Return every entry exactly as written.

= INPUT RECORDS =
_ _ _ _ _

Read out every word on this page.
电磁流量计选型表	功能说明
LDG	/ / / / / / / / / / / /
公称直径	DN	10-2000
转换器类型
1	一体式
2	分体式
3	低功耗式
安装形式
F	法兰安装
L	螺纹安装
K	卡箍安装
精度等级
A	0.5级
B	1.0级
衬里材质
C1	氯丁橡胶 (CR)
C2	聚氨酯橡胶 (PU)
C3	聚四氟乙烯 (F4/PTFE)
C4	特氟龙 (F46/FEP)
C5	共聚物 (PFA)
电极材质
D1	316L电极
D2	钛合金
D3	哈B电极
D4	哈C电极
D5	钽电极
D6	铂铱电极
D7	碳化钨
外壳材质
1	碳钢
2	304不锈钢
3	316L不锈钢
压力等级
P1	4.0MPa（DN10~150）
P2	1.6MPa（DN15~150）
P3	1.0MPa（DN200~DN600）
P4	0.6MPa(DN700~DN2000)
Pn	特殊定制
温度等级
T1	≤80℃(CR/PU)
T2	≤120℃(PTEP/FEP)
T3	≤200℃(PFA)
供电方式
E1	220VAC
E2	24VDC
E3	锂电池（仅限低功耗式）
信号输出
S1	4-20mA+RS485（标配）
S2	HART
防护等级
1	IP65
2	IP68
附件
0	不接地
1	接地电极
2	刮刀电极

_ _ _ _ _

= TASK OUTPUT =
Read out every word on this page.
电磁流量计选型表	功能说明
LDG	/ / / / / / / / / / / /
公称直径	DN	10-2000
转换器类型
1	一体式
2	分体式
3	低功耗式
安装形式
F	法兰安装
L	螺纹安装
K	卡箍安装
精度等级
A	0.5级
B	1.0级
衬里材质
C1	氯丁橡胶 (CR)
C2	聚氨酯橡胶 (PU)
C3	聚四氟乙烯 (F4/PTFE)
C4	特氟龙 (F46/FEP)
C5	共聚物 (PFA)
电极材质
D1	316L电极
D2	钛合金
D3	哈B电极
D4	哈C电极
D5	钽电极
D6	铂铱电极
D7	碳化钨
外壳材质
1	碳钢
2	304不锈钢
3	316L不锈钢
压力等级
P1	4.0MPa（DN10~150）
P2	1.6MPa（DN15~150）
P3	1.0MPa（DN200~DN600）
P4	0.6MPa(DN700~DN2000)
Pn	特殊定制
温度等级
T1	≤80℃(CR/PU)
T2	≤120℃(PTEP/FEP)
T3	≤200℃(PFA)
供电方式
E1	220VAC
E2	24VDC
E3	锂电池（仅限低功耗式）
信号输出
S1	4-20mA+RS485（标配）
S2	HART
防护等级
1	IP65
2	IP68
附件
0	不接地
1	接地电极
2	刮刀电极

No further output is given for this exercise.